Data entries for graphics.
◆ ◆ ◆ ◆ ◆ ◆ ◆

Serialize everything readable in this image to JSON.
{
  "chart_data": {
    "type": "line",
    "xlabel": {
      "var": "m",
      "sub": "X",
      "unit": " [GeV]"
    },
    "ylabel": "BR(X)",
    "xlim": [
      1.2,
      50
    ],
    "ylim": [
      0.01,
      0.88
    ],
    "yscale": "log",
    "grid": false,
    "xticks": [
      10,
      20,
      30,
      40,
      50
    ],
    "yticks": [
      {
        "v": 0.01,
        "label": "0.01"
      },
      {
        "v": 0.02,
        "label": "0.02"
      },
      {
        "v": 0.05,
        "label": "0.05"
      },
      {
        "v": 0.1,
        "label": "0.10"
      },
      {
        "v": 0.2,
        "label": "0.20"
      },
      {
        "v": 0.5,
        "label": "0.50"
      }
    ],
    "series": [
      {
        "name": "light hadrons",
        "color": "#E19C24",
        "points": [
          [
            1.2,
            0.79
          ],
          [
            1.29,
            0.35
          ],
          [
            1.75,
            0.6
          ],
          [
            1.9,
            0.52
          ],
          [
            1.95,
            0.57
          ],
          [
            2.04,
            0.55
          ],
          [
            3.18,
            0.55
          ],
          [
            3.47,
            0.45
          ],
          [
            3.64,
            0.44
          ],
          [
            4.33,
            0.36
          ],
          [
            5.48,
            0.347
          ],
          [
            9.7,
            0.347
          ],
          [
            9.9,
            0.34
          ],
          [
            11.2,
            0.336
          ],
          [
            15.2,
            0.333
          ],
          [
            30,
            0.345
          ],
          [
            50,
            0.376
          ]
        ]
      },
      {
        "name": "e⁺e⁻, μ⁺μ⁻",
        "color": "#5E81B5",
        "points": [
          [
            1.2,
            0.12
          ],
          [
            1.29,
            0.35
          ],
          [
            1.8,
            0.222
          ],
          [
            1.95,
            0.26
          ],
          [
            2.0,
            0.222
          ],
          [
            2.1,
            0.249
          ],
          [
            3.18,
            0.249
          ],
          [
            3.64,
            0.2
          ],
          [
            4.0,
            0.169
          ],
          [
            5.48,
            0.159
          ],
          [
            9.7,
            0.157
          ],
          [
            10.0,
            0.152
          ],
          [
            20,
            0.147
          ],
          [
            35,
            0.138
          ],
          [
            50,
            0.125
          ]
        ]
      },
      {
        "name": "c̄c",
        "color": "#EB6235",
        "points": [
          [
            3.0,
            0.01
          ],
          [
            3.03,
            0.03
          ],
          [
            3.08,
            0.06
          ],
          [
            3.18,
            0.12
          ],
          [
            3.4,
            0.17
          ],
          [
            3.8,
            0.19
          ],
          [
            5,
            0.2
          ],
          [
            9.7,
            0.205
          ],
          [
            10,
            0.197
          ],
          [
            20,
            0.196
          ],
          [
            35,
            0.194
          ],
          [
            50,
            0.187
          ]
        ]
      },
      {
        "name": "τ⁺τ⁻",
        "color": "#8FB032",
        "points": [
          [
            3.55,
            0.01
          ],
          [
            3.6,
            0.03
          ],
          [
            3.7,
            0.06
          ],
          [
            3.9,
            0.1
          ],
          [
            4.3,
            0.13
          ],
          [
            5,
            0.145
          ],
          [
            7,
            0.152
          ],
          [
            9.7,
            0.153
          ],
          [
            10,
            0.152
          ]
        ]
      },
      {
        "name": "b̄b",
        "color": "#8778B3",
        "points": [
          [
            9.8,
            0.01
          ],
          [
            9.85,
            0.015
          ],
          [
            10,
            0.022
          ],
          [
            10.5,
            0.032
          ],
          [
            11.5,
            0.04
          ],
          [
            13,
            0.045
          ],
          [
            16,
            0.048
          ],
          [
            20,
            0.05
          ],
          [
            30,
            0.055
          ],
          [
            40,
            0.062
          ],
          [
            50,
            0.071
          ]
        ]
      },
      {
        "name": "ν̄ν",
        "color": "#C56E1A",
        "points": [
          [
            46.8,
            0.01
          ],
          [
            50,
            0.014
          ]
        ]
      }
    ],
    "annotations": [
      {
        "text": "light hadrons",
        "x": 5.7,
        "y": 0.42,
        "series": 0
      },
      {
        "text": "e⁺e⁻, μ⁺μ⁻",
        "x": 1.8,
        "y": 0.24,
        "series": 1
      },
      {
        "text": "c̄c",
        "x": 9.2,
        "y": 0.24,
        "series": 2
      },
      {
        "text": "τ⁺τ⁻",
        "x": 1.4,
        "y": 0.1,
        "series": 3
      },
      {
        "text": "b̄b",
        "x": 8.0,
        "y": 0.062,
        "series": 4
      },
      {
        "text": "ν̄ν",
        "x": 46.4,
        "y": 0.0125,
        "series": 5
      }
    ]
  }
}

◆ ◆ ◆ ◆ ◆ ◆ ◆

Problem statement.
Extract the complete data, matching each line exactly.

Solution to this exercise.
Serialize everything readable in this image to JSON.
{
  "chart_data": {
    "type": "line",
    "xlabel": {
      "var": "m",
      "sub": "X",
      "unit": " [GeV]"
    },
    "ylabel": "BR(X)",
    "xlim": [
      1.2,
      50
    ],
    "ylim": [
      0.01,
      0.88
    ],
    "yscale": "log",
    "grid": false,
    "xticks": [
      10,
      20,
      30,
      40,
      50
    ],
    "yticks": [
      {
        "v": 0.01,
        "label": "0.01"
      },
      {
        "v": 0.02,
        "label": "0.02"
      },
      {
        "v": 0.05,
        "label": "0.05"
      },
      {
        "v": 0.1,
        "label": "0.10"
      },
      {
        "v": 0.2,
        "label": "0.20"
      },
      {
        "v": 0.5,
        "label": "0.50"
      }
    ],
    "series": [
      {
        "name": "light hadrons",
        "color": "#E19C24",
        "points": [
          [
            1.2,
            0.79
          ],
          [
            1.29,
            0.35
          ],
          [
            1.75,
            0.6
          ],
          [
            1.9,
            0.52
          ],
          [
            1.95,
            0.57
          ],
          [
            2.04,
            0.55
          ],
          [
            3.18,
            0.55
          ],
          [
            3.47,
            0.45
          ],
          [
            3.64,
            0.44
          ],
          [
            4.33,
            0.36
          ],
          [
            5.48,
            0.347
          ],
          [
            9.7,
            0.347
          ],
          [
            9.9,
            0.34
          ],
          [
            11.2,
            0.336
          ],
          [
            15.2,
            0.333
          ],
          [
            30,
            0.345
          ],
          [
            50,
            0.376
          ]
        ]
      },
      {
        "name": "e⁺e⁻, μ⁺μ⁻",
        "color": "#5E81B5",
        "points": [
          [
            1.2,
            0.12
          ],
          [
            1.29,
            0.35
          ],
          [
            1.8,
            0.222
          ],
          [
            1.95,
            0.26
          ],
          [
            2.0,
            0.222
          ],
          [
            2.1,
            0.249
          ],
          [
            3.18,
            0.249
          ],
          [
            3.64,
            0.2
          ],
          [
            4.0,
            0.169
          ],
          [
            5.48,
            0.159
          ],
          [
            9.7,
            0.157
          ],
          [
            10.0,
            0.152
          ],
          [
            20,
            0.147
          ],
          [
            35,
            0.138
          ],
          [
            50,
            0.125
          ]
        ]
      },
      {
        "name": "c̄c",
        "color": "#EB6235",
        "points": [
          [
            3.0,
            0.01
          ],
          [
            3.03,
            0.03
          ],
          [
            3.08,
            0.06
          ],
          [
            3.18,
            0.12
          ],
          [
            3.4,
            0.17
          ],
          [
            3.8,
            0.19
          ],
          [
            5,
            0.2
          ],
          [
            9.7,
            0.205
          ],
          [
            10,
            0.197
          ],
          [
            20,
            0.196
          ],
          [
            35,
            0.194
          ],
          [
            50,
            0.187
          ]
        ]
      },
      {
        "name": "τ⁺τ⁻",
        "color": "#8FB032",
        "points": [
          [
            3.55,
            0.01
          ],
          [
            3.6,
            0.03
          ],
          [
            3.7,
            0.06
          ],
          [
            3.9,
            0.1
          ],
          [
            4.3,
            0.13
          ],
          [
            5,
            0.145
          ],
          [
            7,
            0.152
          ],
          [
            9.7,
            0.153
          ],
          [
            10,
            0.152
          ]
        ]
      },
      {
        "name": "b̄b",
        "color": "#8778B3",
        "points": [
          [
            9.8,
            0.01
          ],
          [
            9.85,
            0.015
          ],
          [
            10,
            0.022
          ],
          [
            10.5,
            0.032
          ],
          [
            11.5,
            0.04
          ],
          [
            13,
            0.045
          ],
          [
            16,
            0.048
          ],
          [
            20,
            0.05
          ],
          [
            30,
            0.055
          ],
          [
            40,
            0.062
          ],
          [
            50,
            0.071
          ]
        ]
      },
      {
        "name": "ν̄ν",
        "color": "#C56E1A",
        "points": [
          [
            46.8,
            0.01
          ],
          [
            50,
            0.014
          ]
        ]
      }
    ],
    "annotations": [
      {
        "text": "light hadrons",
        "x": 5.7,
        "y": 0.42,
        "series": 0
      },
      {
        "text": "e⁺e⁻, μ⁺μ⁻",
        "x": 1.8,
        "y": 0.24,
        "series": 1
      },
      {
        "text": "c̄c",
        "x": 9.2,
        "y": 0.24,
        "series": 2
      },
      {
        "text": "τ⁺τ⁻",
        "x": 1.4,
        "y": 0.1,
        "series": 3
      },
      {
        "text": "b̄b",
        "x": 8.0,
        "y": 0.062,
        "series": 4
      },
      {
        "text": "ν̄ν",
        "x": 46.4,
        "y": 0.0125,
        "series": 5
      }
    ]
  }
}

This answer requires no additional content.